### Extract
○ ○ ○
A New York Hospital has kickstarted an inclusive hair care program called the Crown Hair Care Project. This project according to its official description, is “an innovative patient care program that provides a wide array of hair care products to serve the health system’s diverse patient population.”
The idea for the project started in 2021 when the Patient Care Director at New York Presbyterian (NYP), Felicia C. Alleyne, MSN, reached out to The Dalio Center for Health Justice. The Dalio Center is a department of NYP that launched in 2020 to address medical inequities. Alleyne noticed the lack of diverse hair care products that were offered to pediatric patients and began alongside her team, purchasing an array of diverse hair care kits.
“We set out to create a travel-sized hair care bundle, including a comb, that offered clear instructions on Black hair management and could be easily stored in the hospital,” Alleyne told 21Ninety. “We worked closely with hospital staff on education, storage and tracking consumption so we could adjust any quantities.”
○ ○ ○
Document structure recognition data
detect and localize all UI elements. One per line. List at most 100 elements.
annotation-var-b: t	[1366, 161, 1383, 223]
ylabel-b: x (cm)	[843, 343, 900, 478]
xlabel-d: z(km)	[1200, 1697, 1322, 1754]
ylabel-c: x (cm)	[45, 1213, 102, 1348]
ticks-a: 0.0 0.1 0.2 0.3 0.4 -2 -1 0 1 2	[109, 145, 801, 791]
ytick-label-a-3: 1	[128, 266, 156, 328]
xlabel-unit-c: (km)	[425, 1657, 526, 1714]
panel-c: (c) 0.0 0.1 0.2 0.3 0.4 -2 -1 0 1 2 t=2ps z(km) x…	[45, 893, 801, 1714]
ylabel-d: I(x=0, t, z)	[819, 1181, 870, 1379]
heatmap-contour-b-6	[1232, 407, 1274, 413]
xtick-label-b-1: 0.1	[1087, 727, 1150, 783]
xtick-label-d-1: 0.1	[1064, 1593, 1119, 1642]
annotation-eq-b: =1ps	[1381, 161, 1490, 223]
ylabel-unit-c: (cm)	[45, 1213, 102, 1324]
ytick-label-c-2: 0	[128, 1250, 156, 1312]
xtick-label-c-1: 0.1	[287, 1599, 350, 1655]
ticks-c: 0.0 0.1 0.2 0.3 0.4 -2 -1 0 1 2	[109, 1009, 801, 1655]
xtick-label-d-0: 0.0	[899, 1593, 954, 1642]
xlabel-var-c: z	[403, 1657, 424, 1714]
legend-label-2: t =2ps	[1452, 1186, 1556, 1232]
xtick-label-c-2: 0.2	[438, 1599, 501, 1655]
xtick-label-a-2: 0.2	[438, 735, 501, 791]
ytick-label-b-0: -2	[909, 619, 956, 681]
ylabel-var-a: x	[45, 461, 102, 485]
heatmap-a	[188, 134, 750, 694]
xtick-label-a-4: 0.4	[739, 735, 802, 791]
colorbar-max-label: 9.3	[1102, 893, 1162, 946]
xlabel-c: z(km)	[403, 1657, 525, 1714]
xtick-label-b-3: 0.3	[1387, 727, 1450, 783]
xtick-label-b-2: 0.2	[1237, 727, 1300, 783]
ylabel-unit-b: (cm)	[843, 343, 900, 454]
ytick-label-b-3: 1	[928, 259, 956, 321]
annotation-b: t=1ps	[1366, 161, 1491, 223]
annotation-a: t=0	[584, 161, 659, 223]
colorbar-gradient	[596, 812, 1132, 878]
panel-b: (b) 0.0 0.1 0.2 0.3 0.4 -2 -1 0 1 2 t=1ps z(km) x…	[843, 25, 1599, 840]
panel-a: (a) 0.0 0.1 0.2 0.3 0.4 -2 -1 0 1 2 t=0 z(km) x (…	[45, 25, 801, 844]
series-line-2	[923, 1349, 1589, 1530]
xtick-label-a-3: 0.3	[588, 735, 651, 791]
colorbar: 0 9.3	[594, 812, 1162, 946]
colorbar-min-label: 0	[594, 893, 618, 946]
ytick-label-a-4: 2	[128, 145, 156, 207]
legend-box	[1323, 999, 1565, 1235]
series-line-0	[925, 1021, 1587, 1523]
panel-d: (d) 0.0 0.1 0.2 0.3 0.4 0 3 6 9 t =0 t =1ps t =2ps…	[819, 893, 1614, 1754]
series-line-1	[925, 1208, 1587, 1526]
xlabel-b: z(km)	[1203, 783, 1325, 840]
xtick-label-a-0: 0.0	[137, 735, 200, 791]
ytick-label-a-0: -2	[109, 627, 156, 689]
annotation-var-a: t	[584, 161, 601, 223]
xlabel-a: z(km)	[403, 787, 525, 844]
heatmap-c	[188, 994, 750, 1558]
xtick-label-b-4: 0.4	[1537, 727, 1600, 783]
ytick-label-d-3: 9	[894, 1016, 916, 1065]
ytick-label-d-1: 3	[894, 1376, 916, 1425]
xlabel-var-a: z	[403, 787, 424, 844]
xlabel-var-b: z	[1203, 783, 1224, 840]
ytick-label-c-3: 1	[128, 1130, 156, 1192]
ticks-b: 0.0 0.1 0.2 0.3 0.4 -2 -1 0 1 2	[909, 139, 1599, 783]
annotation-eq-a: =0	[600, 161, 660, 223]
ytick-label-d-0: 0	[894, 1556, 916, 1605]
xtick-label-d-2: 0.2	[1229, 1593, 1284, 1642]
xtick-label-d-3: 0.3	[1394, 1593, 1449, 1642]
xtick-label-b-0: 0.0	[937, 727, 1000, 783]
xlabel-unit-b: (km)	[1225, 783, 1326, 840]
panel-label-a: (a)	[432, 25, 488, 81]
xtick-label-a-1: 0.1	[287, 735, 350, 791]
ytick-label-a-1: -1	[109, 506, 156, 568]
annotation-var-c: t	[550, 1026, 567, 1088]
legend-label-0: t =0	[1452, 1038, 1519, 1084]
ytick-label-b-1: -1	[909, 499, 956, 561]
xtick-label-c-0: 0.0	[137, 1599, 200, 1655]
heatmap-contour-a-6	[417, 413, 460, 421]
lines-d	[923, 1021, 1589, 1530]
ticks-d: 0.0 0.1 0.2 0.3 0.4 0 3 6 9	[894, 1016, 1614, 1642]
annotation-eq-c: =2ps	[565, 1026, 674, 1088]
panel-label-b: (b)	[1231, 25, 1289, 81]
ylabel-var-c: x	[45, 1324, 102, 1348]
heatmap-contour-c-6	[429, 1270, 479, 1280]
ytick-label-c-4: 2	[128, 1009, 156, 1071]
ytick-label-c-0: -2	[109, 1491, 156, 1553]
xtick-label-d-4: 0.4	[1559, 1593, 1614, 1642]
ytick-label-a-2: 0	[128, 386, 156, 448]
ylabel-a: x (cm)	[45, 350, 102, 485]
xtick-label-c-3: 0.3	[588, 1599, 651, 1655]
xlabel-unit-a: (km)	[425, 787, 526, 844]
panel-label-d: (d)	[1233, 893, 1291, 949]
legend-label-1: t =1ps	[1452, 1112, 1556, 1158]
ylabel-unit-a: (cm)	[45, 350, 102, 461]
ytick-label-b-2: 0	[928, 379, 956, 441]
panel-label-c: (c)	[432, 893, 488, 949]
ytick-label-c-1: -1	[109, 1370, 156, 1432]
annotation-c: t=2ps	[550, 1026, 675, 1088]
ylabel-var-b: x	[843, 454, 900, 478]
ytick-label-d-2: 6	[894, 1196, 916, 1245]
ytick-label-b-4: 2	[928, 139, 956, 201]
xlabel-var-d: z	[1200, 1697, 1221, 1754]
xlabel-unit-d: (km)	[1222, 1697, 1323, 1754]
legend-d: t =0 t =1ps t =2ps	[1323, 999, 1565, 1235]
○ ○ ○
### Task requirements
**A)** Rewrite the paragraph of the hair care article that begins "The idea for the project started in 2021" as a short bulleted list that keeps its main facts.
**B)** Duplicate the hair care article word for word, between "A New York Hospital" and "hair care kits.", inclusive.
**C)** Summarize the hair care article in two sentences.
This data was drawn from a separate source.

### Expected results
**A)**
- The project began in 2021, when Felicia C. Alleyne, MSN, Patient Care Director at New York Presbyterian (NYP), contacted The Dalio Center for Health Justice.
- The Dalio Center is an NYP department launched in 2020 to address medical inequities.
- Alleyne noticed that few diverse hair care products were offered to pediatric patients.
- She and her team began purchasing a range of diverse hair care kits.

**B)**
A New York Hospital has kickstarted an inclusive hair care program called the Crown Hair Care Project. This project according to its official description, is “an innovative patient care program that provides a wide array of hair care products to serve the health system’s diverse patient population.”
The idea for the project started in 2021 when the Patient Care Director at New York Presbyterian (NYP), Felicia C. Alleyne, MSN, reached out to The Dalio Center for Health Justice. The Dalio Center is a department of NYP that launched in 2020 to address medical inequities. Alleyne noticed the lack of diverse hair care products that were offered to pediatric patients and began alongside her team, purchasing an array of diverse hair care kits.

**C)** New York Presbyterian has launched the Crown Hair Care Project, which offers a wide array of hair care products for its diverse patients. The program began in 2021 when Patient Care Director Felicia C. Alleyne noticed a lack of diverse hair care products for pediatric patients and worked with The Dalio Center for Health Justice and hospital staff to create travel-sized kits with a comb and instructions on Black hair management.